• **Task brief**:
State how many lines in the entries below contain "content". Write nothing but the number.

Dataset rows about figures
§ §

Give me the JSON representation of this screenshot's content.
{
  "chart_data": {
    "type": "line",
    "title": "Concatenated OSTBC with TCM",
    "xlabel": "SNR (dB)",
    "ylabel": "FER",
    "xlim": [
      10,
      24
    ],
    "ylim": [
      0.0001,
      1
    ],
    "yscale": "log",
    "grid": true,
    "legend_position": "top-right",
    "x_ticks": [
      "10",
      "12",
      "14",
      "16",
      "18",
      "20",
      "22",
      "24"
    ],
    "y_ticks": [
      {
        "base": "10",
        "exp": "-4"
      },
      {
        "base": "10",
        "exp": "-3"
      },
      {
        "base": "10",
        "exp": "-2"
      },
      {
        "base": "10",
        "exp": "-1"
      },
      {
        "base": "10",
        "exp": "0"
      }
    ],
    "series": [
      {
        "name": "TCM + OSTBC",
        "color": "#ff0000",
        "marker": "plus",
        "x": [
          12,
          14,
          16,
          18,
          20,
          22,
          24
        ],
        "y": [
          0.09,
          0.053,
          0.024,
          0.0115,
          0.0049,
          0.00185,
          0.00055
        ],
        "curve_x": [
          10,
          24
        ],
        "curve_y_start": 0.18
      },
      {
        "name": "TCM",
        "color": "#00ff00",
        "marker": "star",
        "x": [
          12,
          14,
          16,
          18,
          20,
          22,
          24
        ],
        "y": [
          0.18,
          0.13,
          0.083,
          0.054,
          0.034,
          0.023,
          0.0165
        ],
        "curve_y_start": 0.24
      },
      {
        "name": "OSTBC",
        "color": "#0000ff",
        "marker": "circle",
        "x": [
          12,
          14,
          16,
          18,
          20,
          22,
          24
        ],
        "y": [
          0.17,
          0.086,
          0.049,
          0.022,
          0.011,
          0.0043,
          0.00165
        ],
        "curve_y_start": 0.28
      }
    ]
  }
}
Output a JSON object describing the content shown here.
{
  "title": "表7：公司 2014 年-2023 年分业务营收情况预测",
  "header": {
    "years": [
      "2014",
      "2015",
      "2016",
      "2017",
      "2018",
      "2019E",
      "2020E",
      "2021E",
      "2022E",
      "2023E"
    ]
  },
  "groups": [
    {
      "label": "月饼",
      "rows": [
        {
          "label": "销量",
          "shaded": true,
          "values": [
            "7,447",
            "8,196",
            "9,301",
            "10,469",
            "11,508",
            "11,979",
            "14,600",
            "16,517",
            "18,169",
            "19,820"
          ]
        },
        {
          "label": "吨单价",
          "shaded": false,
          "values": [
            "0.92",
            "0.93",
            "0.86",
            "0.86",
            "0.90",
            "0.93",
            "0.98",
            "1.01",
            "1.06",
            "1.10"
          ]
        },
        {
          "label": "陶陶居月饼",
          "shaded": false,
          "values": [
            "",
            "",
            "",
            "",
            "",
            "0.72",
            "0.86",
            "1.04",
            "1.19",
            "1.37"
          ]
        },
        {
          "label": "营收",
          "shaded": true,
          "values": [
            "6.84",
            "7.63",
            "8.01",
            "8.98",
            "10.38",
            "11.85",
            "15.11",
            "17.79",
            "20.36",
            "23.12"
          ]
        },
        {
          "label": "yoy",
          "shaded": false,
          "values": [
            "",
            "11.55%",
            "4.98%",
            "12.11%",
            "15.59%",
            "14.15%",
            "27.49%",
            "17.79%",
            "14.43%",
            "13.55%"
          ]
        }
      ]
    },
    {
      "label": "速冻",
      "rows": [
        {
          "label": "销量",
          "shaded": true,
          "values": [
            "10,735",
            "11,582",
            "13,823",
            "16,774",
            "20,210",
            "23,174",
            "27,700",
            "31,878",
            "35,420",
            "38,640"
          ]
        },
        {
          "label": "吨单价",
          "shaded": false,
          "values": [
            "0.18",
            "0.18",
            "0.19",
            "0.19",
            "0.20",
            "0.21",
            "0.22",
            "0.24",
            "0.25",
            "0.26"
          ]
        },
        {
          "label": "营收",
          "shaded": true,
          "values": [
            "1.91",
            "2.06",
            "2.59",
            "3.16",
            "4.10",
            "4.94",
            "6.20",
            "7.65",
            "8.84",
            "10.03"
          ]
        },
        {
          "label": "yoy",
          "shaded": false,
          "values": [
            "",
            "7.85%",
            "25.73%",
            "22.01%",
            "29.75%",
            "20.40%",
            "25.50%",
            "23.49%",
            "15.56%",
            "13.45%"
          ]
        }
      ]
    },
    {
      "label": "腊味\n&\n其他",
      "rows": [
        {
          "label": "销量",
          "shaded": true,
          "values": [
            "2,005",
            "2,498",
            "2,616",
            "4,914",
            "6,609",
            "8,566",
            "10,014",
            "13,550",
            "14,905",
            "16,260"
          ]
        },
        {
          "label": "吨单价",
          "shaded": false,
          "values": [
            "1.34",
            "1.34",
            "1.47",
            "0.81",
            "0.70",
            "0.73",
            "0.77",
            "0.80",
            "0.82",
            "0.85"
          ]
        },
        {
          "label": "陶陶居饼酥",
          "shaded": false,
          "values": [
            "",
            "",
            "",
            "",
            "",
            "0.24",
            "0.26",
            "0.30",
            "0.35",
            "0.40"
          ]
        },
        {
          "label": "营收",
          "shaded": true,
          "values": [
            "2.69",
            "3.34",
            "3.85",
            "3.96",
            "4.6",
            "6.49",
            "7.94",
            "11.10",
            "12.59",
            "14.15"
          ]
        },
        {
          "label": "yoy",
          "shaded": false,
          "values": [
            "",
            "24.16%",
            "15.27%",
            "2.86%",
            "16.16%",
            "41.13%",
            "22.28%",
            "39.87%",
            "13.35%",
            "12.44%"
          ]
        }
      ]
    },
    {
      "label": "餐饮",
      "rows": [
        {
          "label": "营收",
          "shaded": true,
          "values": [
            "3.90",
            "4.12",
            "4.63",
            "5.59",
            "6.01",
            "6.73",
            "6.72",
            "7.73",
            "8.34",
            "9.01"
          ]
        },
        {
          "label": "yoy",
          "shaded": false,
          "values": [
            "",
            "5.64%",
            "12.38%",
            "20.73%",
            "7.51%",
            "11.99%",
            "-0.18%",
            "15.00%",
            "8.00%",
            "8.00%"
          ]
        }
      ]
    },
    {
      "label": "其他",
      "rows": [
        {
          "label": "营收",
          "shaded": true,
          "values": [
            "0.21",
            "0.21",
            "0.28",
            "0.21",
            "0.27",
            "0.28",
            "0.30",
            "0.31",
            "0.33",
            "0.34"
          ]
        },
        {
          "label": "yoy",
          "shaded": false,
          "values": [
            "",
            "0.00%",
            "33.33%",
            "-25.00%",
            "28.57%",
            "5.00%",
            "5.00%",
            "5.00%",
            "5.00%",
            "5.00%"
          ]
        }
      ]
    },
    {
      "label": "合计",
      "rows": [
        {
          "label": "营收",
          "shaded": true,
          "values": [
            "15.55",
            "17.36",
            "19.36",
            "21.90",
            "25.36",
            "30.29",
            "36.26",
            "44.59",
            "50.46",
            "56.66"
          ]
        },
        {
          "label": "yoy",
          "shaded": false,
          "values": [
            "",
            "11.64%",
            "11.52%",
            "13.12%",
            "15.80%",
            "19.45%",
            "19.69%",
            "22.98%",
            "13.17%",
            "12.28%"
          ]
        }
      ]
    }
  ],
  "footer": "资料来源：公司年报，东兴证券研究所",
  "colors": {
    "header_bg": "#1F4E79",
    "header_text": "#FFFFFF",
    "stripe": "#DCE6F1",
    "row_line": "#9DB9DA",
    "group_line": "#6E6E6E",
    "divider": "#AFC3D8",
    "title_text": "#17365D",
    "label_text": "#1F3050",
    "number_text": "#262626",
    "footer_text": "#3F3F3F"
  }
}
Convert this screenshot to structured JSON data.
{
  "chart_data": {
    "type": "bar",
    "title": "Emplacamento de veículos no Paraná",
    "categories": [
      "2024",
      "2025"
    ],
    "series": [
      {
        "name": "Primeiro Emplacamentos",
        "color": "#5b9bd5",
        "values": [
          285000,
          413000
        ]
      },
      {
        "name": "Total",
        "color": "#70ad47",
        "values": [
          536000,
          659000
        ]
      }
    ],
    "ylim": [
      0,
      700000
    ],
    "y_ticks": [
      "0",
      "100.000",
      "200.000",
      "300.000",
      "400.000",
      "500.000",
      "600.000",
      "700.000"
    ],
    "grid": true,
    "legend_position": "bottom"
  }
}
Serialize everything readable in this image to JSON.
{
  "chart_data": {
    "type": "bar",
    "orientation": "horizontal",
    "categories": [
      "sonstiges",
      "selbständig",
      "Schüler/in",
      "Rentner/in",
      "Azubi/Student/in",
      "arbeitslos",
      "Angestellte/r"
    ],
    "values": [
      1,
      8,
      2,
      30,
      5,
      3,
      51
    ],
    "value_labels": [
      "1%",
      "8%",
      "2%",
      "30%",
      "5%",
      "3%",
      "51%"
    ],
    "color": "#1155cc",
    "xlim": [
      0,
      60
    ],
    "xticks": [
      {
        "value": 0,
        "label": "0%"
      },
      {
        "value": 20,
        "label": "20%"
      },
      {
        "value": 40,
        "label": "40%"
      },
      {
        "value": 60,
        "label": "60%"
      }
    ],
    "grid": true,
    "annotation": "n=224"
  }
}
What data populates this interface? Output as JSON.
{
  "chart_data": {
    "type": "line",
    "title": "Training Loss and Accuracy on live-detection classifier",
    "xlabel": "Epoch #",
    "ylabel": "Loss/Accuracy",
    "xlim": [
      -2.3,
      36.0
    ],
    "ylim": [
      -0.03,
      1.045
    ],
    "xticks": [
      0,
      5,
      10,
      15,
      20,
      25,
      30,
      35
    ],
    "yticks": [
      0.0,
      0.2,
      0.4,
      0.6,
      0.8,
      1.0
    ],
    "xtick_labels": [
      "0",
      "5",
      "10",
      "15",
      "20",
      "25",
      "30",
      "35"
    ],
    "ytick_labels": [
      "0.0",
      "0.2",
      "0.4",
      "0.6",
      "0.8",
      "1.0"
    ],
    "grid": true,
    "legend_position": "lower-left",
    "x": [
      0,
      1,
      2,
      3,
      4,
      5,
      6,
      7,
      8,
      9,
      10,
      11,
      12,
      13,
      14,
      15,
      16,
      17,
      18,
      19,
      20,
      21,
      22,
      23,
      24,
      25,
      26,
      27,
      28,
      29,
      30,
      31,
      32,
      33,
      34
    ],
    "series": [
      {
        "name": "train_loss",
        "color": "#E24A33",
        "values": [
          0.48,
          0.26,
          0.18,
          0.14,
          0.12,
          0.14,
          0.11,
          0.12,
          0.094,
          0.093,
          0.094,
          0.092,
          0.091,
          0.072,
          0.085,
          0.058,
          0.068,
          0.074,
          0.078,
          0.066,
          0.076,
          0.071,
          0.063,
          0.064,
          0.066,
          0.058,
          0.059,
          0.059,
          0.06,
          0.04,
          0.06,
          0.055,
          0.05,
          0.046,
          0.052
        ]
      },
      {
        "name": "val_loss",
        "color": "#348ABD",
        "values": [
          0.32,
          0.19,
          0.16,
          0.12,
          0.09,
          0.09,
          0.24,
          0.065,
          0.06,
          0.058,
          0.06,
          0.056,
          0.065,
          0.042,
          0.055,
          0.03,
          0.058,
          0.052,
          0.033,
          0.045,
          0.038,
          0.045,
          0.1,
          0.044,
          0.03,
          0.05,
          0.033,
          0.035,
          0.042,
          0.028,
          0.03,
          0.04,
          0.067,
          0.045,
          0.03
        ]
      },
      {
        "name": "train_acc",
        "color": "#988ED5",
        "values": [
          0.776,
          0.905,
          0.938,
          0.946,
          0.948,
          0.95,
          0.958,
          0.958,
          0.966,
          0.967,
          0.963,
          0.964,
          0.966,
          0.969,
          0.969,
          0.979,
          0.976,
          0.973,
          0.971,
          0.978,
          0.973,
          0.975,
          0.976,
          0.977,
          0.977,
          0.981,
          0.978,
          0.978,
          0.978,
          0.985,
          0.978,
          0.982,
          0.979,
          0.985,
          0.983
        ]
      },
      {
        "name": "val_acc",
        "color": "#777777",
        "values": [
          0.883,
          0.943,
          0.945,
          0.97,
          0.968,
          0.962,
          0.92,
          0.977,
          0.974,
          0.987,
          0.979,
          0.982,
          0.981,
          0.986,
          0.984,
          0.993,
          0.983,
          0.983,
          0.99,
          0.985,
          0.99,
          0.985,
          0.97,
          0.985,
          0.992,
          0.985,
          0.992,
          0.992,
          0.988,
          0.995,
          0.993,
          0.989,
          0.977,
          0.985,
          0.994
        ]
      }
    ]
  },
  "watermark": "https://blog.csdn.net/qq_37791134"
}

§ §

• **Task solution**:
2